*DATA SUPPLIED*.
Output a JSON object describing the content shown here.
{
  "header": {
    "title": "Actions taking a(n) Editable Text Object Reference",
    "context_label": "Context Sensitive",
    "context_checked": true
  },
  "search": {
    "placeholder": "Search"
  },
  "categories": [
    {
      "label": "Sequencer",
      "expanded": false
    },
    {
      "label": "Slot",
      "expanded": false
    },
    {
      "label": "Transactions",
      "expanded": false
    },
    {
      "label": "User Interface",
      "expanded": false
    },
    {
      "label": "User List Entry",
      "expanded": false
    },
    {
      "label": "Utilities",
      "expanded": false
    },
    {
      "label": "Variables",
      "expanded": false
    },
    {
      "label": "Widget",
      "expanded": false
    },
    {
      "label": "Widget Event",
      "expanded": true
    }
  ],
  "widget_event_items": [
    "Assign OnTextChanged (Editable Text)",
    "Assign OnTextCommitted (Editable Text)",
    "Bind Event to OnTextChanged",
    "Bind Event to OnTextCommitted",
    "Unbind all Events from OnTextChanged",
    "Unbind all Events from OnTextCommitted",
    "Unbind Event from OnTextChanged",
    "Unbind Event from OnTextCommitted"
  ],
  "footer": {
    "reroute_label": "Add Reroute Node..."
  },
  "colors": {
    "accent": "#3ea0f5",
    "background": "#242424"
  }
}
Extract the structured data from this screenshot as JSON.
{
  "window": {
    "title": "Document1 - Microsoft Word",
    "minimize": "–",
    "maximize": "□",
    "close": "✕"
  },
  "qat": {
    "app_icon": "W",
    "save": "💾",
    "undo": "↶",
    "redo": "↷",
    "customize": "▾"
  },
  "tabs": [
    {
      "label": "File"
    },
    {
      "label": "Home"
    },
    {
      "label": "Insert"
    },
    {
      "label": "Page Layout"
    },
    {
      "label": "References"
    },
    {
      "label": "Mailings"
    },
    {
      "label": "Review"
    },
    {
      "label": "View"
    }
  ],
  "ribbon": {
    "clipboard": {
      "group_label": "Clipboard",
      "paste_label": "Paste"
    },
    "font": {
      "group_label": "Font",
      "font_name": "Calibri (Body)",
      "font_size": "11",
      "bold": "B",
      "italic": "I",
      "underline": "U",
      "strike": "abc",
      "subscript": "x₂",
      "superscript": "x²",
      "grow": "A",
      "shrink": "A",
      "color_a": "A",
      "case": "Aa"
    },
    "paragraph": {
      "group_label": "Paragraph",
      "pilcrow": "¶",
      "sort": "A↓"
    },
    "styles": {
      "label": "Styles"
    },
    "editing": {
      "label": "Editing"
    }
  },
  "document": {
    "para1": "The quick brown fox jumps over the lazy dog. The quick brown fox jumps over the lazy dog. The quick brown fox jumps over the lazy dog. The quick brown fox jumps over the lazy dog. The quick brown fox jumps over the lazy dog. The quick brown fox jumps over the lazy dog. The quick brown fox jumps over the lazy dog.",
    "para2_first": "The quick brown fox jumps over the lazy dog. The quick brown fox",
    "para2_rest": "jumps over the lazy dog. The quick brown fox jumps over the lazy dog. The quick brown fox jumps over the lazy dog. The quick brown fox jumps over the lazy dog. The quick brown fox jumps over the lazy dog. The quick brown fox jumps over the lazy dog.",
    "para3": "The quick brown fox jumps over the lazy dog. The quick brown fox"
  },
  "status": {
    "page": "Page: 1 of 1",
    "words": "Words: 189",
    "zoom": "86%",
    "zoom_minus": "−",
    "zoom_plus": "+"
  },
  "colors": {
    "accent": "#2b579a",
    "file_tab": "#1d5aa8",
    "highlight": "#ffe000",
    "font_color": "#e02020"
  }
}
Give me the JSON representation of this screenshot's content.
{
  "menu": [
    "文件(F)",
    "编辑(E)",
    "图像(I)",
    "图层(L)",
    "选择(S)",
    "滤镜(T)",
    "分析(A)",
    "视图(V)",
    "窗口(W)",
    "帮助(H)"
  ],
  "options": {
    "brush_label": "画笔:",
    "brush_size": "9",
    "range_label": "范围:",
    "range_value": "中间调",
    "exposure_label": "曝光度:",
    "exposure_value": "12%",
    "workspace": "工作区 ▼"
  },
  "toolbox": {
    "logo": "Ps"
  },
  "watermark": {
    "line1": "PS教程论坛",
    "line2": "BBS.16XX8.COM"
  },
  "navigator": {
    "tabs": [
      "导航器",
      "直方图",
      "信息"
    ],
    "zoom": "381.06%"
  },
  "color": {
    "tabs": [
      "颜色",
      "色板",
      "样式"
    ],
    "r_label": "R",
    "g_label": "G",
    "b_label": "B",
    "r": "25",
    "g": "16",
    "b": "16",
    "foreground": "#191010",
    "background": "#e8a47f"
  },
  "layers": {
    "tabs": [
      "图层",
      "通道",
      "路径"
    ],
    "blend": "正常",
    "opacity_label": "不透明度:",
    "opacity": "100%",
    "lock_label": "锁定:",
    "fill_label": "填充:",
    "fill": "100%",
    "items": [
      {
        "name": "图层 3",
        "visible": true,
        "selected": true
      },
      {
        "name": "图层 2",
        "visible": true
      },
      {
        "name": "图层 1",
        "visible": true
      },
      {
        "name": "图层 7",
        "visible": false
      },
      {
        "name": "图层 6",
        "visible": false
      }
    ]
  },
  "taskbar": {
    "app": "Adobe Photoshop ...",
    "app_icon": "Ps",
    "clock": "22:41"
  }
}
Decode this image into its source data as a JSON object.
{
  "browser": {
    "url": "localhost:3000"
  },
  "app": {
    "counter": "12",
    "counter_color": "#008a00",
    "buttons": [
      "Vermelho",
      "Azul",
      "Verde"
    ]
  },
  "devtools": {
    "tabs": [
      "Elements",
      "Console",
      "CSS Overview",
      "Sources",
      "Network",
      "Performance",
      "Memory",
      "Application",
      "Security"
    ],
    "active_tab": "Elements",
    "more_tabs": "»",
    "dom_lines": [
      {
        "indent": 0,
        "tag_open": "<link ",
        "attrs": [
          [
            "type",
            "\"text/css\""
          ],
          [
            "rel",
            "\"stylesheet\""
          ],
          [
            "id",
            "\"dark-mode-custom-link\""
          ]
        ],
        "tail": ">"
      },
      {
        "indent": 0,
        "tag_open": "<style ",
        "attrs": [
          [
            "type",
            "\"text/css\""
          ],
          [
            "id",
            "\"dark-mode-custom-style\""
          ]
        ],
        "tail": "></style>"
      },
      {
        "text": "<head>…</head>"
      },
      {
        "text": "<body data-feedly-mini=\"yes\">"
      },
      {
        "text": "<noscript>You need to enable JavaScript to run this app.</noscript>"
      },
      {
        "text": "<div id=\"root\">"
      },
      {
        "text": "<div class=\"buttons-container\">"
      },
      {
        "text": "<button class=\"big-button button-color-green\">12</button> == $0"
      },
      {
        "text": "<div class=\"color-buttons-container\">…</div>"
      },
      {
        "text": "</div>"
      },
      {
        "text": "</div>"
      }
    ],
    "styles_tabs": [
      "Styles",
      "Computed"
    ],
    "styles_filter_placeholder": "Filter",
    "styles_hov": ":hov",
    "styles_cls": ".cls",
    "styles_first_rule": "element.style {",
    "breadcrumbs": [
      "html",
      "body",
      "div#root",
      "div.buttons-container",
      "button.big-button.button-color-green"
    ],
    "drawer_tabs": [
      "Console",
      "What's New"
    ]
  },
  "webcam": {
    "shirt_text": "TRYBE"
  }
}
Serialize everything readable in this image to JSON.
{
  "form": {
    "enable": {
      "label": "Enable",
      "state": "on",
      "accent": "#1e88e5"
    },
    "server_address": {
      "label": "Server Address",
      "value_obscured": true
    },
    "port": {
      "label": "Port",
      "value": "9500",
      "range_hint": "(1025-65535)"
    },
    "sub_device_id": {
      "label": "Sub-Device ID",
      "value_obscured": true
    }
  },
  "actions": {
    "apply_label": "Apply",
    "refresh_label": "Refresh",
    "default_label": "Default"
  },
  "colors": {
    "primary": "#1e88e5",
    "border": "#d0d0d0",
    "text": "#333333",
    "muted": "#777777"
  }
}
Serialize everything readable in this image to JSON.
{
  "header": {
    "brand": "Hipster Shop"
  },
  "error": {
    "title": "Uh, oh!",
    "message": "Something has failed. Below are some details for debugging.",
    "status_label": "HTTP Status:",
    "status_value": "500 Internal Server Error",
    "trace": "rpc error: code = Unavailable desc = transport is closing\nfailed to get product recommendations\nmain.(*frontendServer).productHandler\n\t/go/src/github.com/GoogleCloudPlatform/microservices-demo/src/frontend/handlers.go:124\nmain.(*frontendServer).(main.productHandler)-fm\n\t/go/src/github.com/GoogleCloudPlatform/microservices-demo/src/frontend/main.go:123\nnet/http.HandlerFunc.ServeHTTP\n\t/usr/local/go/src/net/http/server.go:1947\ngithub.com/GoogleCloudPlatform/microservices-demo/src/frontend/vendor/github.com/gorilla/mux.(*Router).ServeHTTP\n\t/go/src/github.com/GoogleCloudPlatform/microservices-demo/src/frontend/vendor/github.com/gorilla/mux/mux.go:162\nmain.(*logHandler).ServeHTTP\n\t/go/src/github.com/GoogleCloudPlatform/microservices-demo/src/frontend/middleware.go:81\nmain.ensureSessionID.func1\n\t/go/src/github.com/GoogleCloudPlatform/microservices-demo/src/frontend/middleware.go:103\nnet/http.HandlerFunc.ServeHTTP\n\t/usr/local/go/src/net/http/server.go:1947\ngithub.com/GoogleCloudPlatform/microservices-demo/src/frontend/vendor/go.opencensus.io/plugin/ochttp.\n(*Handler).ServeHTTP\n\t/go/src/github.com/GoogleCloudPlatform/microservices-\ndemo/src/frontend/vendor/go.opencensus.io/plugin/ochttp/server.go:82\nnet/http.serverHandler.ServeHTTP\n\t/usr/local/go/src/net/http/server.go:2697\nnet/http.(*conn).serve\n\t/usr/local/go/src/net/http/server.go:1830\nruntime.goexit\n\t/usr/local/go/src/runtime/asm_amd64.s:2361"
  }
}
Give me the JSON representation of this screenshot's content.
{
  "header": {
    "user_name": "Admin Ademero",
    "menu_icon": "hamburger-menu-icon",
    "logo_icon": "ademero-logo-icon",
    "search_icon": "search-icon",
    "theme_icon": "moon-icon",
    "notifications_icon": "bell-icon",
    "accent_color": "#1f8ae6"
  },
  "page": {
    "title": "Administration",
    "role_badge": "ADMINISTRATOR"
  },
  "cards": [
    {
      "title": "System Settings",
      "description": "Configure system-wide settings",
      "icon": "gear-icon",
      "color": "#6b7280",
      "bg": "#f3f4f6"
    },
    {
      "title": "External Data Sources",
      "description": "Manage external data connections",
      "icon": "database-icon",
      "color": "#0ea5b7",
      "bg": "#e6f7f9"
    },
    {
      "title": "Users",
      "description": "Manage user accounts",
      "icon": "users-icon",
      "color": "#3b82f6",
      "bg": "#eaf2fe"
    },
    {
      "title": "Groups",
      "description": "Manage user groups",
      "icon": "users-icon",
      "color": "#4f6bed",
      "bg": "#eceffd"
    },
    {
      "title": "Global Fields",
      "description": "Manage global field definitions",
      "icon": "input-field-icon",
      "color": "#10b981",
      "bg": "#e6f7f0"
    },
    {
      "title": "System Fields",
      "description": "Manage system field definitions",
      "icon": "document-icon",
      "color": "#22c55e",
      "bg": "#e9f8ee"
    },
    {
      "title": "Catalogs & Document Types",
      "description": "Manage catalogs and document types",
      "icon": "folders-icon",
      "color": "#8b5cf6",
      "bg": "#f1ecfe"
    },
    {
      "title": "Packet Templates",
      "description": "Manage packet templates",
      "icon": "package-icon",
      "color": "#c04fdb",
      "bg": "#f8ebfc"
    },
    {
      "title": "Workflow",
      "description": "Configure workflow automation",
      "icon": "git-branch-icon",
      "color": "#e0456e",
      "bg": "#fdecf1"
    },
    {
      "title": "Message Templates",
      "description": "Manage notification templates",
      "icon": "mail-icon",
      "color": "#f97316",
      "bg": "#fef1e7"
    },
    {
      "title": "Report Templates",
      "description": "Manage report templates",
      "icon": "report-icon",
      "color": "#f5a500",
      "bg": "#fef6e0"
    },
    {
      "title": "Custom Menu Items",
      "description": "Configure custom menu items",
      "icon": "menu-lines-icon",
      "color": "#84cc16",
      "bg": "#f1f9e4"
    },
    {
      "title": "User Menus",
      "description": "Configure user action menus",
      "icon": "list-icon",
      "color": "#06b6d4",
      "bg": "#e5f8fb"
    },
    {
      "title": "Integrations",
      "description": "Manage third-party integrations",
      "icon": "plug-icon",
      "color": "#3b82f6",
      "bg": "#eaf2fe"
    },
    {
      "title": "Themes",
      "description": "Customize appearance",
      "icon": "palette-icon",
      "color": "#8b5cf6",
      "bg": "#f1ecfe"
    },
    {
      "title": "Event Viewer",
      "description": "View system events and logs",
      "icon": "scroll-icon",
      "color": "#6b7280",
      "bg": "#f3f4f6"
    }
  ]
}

*SHORT PROBLEM*. Copy out every line holding the string "OnTextChanged".

*PROBLEM SOLUTION*.
    "Assign OnTextChanged (Editable Text)",
    "Bind Event to OnTextChanged",
    "Unbind all Events from OnTextChanged",
    "Unbind Event from OnTextChanged",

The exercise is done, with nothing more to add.